→ **Exercise prompt**
Identify the lines that contain the string "squares", then copy each of them.

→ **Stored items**
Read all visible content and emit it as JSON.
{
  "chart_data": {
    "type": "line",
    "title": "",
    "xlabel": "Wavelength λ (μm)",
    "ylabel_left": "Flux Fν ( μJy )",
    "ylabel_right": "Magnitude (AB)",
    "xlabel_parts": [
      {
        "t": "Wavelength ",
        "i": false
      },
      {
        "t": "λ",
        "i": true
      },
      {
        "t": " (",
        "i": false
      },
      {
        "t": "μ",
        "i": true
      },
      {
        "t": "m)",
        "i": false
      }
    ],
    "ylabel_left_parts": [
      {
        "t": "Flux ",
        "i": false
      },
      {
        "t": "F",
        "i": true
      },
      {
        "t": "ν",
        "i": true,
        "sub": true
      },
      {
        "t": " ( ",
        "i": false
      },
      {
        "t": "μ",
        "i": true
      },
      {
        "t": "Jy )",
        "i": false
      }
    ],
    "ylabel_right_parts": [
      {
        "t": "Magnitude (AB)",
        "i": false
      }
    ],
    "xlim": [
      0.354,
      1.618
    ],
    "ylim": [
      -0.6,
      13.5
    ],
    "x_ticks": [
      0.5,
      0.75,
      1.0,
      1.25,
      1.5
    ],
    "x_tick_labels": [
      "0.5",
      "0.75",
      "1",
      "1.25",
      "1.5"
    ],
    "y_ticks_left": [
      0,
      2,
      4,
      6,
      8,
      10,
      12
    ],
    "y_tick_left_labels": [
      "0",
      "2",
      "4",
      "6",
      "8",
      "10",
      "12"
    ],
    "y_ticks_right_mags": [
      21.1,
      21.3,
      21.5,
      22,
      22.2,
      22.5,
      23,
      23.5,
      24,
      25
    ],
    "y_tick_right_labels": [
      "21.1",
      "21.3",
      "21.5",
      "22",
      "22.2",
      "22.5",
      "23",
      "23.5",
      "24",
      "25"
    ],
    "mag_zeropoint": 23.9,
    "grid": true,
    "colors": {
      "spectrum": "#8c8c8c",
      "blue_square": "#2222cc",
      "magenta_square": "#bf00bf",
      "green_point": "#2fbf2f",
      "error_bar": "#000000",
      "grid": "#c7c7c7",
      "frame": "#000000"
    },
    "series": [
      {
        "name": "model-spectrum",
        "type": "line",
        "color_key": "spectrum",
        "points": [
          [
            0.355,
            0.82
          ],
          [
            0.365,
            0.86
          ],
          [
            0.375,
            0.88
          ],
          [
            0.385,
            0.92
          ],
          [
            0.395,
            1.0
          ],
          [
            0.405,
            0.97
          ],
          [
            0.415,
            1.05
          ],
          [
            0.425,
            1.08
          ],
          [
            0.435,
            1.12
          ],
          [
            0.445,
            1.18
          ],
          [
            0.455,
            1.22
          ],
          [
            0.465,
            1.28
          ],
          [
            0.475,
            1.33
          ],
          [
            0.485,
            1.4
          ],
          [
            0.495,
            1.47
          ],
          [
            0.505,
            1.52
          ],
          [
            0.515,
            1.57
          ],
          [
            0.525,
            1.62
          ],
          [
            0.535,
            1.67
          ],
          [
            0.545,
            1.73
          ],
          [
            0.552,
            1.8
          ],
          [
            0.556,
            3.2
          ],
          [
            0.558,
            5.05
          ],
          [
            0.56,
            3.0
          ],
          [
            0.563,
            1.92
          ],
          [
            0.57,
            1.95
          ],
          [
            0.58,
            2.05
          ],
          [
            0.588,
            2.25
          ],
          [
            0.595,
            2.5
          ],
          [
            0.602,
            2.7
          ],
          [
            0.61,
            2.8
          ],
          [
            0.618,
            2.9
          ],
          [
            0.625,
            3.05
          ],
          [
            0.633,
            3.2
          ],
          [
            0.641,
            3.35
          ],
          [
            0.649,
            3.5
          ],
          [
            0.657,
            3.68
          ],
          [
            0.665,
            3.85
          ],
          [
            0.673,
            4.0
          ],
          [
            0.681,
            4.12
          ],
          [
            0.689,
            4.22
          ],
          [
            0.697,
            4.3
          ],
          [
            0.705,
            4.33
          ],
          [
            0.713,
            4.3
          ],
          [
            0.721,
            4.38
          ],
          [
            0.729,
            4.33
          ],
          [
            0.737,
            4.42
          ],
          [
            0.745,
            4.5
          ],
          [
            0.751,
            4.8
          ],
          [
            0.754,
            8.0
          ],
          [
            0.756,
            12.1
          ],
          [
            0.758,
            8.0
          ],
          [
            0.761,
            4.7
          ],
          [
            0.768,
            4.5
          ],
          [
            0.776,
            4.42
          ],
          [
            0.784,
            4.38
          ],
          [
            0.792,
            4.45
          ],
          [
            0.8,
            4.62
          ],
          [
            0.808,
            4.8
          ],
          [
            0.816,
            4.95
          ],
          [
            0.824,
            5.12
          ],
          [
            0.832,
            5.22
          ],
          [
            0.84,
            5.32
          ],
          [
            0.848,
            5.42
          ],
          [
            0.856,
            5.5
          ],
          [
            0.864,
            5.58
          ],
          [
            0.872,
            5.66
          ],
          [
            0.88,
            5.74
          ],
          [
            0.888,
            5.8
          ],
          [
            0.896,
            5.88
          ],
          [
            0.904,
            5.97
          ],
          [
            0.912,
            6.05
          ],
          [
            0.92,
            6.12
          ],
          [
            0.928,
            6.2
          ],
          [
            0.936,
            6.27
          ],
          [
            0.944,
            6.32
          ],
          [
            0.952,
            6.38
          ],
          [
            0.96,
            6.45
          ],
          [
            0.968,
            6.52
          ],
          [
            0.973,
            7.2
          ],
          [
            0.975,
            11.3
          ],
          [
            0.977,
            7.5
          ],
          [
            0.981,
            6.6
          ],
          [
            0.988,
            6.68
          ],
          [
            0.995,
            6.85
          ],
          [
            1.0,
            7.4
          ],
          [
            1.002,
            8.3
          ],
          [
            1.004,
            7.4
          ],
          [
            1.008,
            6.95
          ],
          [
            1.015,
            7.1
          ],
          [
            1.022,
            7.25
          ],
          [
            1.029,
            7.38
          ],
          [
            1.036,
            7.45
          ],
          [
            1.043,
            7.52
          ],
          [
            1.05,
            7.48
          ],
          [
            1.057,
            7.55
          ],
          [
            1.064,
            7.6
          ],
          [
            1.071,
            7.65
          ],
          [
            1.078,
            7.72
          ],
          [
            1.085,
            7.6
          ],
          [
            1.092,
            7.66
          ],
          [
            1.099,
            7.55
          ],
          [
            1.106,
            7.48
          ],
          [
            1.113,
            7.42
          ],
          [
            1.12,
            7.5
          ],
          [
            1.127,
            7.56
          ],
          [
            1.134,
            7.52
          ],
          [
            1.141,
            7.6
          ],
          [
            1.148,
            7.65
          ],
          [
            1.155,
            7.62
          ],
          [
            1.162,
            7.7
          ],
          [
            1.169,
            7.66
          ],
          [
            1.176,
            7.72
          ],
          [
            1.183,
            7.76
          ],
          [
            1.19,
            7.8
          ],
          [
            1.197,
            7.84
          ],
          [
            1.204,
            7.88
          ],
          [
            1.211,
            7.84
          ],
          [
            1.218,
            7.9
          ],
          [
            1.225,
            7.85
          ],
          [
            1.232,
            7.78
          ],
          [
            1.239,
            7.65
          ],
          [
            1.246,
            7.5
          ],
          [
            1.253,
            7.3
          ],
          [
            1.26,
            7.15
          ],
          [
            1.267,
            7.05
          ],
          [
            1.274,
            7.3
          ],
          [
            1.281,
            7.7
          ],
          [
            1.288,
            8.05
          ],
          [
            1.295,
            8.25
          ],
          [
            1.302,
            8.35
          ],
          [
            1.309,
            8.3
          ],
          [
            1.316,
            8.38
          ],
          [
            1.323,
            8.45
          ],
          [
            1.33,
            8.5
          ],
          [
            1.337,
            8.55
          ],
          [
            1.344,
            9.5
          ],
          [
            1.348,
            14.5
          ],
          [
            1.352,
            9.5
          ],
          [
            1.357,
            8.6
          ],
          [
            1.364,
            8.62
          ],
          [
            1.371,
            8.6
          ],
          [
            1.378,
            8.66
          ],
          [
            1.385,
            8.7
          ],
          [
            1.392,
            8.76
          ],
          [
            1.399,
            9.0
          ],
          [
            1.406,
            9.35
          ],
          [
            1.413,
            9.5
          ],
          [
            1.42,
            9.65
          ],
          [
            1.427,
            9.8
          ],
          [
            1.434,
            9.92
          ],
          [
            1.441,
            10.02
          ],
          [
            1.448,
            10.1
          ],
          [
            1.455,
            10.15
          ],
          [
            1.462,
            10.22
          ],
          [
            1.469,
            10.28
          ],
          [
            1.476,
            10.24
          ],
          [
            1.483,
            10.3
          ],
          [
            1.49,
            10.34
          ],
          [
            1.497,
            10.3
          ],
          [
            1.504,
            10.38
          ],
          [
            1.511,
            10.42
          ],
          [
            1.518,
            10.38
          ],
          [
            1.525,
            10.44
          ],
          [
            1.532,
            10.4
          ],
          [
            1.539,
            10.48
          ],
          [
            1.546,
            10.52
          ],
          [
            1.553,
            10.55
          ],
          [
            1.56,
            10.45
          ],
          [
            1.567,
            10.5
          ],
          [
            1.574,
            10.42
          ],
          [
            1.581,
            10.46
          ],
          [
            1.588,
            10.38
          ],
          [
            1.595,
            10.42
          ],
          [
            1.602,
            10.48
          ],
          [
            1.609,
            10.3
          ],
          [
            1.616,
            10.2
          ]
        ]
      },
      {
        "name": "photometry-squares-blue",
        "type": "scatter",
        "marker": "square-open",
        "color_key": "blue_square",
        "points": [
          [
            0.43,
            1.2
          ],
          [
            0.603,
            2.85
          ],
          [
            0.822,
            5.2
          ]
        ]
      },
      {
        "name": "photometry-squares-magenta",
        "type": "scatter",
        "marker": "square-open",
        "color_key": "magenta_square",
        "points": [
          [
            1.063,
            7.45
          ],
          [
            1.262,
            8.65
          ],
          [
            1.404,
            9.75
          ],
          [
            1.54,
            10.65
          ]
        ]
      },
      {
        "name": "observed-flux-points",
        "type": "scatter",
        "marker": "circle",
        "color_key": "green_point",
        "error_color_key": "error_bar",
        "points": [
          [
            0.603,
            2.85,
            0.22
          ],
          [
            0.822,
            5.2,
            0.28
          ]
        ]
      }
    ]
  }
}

→ **The response**
        "name": "photometry-squares-blue",
        "name": "photometry-squares-magenta",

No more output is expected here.